» **WORK TO DO**: Retype all of the data. Every line must match exactly.

» **ROWS**:
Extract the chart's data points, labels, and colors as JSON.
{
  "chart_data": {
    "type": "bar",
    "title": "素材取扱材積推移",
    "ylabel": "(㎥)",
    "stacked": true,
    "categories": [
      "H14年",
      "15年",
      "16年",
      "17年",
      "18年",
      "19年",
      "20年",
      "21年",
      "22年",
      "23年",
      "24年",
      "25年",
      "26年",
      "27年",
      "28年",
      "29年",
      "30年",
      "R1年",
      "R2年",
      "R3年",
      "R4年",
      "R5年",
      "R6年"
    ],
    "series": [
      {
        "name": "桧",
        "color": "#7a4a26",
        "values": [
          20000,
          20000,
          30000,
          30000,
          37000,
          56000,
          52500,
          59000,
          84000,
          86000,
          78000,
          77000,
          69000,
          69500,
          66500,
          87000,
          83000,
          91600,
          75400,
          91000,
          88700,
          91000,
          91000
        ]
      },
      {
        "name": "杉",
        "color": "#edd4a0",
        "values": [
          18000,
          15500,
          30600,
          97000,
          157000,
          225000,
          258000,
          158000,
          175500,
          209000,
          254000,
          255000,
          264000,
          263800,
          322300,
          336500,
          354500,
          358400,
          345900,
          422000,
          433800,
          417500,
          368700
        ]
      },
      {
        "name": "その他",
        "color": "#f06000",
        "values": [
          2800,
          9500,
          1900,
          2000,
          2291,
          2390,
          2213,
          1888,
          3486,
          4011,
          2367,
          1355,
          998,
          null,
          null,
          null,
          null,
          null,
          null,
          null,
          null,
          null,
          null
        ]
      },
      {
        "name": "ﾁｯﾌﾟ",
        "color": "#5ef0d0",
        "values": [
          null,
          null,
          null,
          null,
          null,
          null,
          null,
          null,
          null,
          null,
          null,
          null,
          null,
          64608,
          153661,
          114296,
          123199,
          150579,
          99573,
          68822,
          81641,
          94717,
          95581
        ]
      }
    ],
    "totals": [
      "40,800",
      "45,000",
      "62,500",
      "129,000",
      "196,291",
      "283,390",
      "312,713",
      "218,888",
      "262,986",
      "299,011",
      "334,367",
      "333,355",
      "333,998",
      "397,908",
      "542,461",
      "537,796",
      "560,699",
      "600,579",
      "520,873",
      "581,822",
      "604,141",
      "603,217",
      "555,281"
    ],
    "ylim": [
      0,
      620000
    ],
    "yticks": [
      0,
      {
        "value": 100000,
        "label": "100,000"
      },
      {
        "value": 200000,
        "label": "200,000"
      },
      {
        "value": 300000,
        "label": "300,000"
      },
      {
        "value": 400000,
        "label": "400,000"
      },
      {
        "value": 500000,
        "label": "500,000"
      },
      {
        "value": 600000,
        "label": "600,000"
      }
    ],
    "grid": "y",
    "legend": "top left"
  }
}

» **OUTPUT**:
Extract the chart's data points, labels, and colors as JSON.
{
  "chart_data": {
    "type": "bar",
    "title": "素材取扱材積推移",
    "ylabel": "(㎥)",
    "stacked": true,
    "categories": [
      "H14年",
      "15年",
      "16年",
      "17年",
      "18年",
      "19年",
      "20年",
      "21年",
      "22年",
      "23年",
      "24年",
      "25年",
      "26年",
      "27年",
      "28年",
      "29年",
      "30年",
      "R1年",
      "R2年",
      "R3年",
      "R4年",
      "R5年",
      "R6年"
    ],
    "series": [
      {
        "name": "桧",
        "color": "#7a4a26",
        "values": [
          20000,
          20000,
          30000,
          30000,
          37000,
          56000,
          52500,
          59000,
          84000,
          86000,
          78000,
          77000,
          69000,
          69500,
          66500,
          87000,
          83000,
          91600,
          75400,
          91000,
          88700,
          91000,
          91000
        ]
      },
      {
        "name": "杉",
        "color": "#edd4a0",
        "values": [
          18000,
          15500,
          30600,
          97000,
          157000,
          225000,
          258000,
          158000,
          175500,
          209000,
          254000,
          255000,
          264000,
          263800,
          322300,
          336500,
          354500,
          358400,
          345900,
          422000,
          433800,
          417500,
          368700
        ]
      },
      {
        "name": "その他",
        "color": "#f06000",
        "values": [
          2800,
          9500,
          1900,
          2000,
          2291,
          2390,
          2213,
          1888,
          3486,
          4011,
          2367,
          1355,
          998,
          null,
          null,
          null,
          null,
          null,
          null,
          null,
          null,
          null,
          null
        ]
      },
      {
        "name": "ﾁｯﾌﾟ",
        "color": "#5ef0d0",
        "values": [
          null,
          null,
          null,
          null,
          null,
          null,
          null,
          null,
          null,
          null,
          null,
          null,
          null,
          64608,
          153661,
          114296,
          123199,
          150579,
          99573,
          68822,
          81641,
          94717,
          95581
        ]
      }
    ],
    "totals": [
      "40,800",
      "45,000",
      "62,500",
      "129,000",
      "196,291",
      "283,390",
      "312,713",
      "218,888",
      "262,986",
      "299,011",
      "334,367",
      "333,355",
      "333,998",
      "397,908",
      "542,461",
      "537,796",
      "560,699",
      "600,579",
      "520,873",
      "581,822",
      "604,141",
      "603,217",
      "555,281"
    ],
    "ylim": [
      0,
      620000
    ],
    "yticks": [
      0,
      {
        "value": 100000,
        "label": "100,000"
      },
      {
        "value": 200000,
        "label": "200,000"
      },
      {
        "value": 300000,
        "label": "300,000"
      },
      {
        "value": 400000,
        "label": "400,000"
      },
      {
        "value": 500000,
        "label": "500,000"
      },
      {
        "value": 600000,
        "label": "600,000"
      }
    ],
    "grid": "y",
    "legend": "top left"
  }
}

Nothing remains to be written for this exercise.